**TASK:** Copy every line in which the string "Большие" occurs.

**SUPPLIED DATA:**
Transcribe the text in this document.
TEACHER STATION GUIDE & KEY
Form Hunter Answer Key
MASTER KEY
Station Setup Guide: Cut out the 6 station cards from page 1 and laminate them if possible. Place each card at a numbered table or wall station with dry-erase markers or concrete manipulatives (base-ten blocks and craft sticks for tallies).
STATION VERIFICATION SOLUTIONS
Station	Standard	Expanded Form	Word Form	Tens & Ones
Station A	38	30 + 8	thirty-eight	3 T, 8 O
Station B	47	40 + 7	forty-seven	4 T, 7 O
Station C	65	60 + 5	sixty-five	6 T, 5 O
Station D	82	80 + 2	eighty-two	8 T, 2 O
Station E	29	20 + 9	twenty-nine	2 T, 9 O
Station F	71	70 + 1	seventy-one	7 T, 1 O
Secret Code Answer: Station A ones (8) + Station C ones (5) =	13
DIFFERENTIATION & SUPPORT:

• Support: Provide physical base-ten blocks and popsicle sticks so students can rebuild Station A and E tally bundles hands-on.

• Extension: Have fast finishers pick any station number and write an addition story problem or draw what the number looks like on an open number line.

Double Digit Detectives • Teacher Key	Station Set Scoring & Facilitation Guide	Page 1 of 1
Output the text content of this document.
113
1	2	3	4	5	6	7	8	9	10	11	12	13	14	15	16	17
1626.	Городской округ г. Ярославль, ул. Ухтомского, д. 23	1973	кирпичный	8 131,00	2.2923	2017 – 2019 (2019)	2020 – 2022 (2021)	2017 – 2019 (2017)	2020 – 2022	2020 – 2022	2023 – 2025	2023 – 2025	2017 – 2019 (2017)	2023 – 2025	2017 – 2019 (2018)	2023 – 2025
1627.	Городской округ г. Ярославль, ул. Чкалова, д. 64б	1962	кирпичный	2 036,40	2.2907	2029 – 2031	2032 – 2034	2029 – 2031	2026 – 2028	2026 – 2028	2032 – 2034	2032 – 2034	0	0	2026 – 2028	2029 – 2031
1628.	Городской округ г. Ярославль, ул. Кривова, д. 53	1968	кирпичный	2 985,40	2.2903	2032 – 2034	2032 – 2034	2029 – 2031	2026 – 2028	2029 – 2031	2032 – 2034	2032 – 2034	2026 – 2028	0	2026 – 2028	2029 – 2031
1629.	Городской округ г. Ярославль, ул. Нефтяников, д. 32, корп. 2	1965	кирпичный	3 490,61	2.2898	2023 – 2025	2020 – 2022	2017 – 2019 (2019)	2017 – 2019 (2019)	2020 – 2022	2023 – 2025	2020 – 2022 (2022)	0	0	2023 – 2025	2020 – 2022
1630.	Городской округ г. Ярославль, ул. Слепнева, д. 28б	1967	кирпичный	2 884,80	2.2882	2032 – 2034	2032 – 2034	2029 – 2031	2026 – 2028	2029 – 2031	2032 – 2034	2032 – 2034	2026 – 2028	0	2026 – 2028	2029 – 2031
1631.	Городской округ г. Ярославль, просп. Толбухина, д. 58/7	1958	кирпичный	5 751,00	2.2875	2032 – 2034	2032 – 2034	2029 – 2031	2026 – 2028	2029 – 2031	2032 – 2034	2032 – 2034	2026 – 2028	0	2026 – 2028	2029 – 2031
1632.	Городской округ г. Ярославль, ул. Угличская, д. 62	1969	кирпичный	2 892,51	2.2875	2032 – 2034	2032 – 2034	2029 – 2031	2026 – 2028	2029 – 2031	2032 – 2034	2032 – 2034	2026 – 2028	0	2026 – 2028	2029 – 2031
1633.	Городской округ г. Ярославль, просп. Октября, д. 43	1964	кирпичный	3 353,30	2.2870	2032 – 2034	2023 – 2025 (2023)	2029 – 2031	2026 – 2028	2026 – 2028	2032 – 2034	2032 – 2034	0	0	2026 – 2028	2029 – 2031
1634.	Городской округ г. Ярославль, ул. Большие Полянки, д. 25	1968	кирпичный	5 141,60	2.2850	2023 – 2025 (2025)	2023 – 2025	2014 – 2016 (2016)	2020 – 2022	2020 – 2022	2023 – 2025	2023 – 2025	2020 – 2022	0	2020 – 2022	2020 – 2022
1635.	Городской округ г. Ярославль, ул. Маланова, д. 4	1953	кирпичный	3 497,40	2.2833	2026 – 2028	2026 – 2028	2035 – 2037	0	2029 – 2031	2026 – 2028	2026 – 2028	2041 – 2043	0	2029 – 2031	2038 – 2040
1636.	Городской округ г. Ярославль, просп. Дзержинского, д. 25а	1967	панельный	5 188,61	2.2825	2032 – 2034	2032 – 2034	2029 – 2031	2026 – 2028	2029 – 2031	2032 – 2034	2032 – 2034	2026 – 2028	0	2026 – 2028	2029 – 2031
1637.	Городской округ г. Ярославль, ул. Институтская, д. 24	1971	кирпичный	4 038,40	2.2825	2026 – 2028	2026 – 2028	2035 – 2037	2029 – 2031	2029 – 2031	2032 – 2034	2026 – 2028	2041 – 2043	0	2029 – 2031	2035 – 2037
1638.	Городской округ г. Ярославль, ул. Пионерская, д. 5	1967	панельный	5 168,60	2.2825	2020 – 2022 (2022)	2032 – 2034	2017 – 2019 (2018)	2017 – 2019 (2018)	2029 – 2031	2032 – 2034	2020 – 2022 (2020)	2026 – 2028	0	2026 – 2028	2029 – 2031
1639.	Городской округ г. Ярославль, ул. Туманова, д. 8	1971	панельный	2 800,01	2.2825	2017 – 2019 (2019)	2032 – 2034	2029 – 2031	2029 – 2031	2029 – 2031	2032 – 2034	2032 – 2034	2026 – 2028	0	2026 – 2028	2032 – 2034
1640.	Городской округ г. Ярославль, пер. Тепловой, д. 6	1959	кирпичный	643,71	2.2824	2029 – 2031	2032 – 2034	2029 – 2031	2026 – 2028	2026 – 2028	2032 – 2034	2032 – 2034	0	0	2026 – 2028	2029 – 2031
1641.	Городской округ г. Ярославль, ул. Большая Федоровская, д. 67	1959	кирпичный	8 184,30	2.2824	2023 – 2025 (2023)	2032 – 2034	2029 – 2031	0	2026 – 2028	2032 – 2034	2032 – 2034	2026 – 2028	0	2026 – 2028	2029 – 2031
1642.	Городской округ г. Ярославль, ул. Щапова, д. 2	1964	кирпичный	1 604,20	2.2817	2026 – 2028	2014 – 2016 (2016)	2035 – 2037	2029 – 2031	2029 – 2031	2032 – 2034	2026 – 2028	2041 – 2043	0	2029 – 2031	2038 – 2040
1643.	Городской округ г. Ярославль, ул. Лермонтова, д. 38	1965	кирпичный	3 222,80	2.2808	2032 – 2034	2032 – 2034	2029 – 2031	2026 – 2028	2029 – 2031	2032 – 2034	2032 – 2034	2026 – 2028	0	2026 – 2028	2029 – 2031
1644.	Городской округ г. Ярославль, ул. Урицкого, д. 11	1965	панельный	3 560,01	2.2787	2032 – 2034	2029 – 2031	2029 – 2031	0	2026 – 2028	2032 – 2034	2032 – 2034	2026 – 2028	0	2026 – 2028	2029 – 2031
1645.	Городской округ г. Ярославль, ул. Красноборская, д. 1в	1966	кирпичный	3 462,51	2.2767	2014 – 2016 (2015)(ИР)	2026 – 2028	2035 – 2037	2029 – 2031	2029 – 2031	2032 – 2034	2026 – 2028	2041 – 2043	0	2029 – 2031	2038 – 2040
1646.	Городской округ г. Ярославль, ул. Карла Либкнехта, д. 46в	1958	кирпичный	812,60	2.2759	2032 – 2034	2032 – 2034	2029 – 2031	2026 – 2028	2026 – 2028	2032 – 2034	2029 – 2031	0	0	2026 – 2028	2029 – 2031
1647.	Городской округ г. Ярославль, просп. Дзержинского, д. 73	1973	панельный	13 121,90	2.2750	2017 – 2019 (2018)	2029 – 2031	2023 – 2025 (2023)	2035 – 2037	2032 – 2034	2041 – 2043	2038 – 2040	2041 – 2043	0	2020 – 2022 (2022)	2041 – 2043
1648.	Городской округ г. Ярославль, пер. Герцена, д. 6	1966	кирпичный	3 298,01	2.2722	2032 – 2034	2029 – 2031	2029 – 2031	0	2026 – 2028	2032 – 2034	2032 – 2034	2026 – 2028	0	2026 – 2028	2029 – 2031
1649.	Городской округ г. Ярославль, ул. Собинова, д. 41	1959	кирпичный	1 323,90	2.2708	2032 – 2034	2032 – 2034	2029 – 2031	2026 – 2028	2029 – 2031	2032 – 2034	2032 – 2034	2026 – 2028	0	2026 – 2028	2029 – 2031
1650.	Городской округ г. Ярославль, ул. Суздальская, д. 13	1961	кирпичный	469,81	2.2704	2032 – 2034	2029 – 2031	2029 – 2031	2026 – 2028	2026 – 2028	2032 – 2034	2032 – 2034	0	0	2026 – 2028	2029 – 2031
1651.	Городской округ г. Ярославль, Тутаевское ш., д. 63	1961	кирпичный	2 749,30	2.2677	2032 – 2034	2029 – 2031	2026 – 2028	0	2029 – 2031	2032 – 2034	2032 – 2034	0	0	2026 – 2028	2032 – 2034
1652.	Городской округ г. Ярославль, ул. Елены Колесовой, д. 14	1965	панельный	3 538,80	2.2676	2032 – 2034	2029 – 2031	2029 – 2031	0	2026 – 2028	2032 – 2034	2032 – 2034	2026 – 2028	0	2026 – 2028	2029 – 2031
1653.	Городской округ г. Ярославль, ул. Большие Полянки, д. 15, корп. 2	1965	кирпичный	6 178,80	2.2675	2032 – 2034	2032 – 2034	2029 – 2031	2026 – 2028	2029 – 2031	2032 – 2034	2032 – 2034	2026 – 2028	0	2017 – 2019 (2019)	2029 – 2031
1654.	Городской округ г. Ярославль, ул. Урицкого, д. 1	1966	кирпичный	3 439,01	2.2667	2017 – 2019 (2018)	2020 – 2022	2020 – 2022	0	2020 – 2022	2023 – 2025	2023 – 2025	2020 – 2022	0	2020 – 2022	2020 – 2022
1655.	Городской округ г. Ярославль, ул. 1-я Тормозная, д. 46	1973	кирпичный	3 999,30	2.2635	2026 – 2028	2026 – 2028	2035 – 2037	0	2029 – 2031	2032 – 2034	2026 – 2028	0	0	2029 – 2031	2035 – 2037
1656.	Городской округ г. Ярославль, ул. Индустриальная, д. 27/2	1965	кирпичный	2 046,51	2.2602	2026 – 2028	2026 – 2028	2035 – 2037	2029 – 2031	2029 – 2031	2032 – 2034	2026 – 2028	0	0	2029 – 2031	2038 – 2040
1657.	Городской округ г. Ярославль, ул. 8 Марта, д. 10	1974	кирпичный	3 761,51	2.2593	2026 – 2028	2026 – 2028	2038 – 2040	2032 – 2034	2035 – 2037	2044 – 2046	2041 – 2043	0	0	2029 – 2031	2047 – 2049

**WRITTEN RESPONSE:**
1634.	Городской округ г. Ярославль, ул. Большие Полянки, д. 25	1968	кирпичный	5 141,60	2.2850	2023 – 2025 (2025)	2023 – 2025	2014 – 2016 (2016)	2020 – 2022	2020 – 2022	2023 – 2025	2023 – 2025	2020 – 2022	0	2020 – 2022	2020 – 2022
1653.	Городской округ г. Ярославль, ул. Большие Полянки, д. 15, корп. 2	1965	кирпичный	6 178,80	2.2675	2032 – 2034	2032 – 2034	2029 – 2031	2026 – 2028	2029 – 2031	2032 – 2034	2032 – 2034	2026 – 2028	0	2017 – 2019 (2019)	2029 – 2031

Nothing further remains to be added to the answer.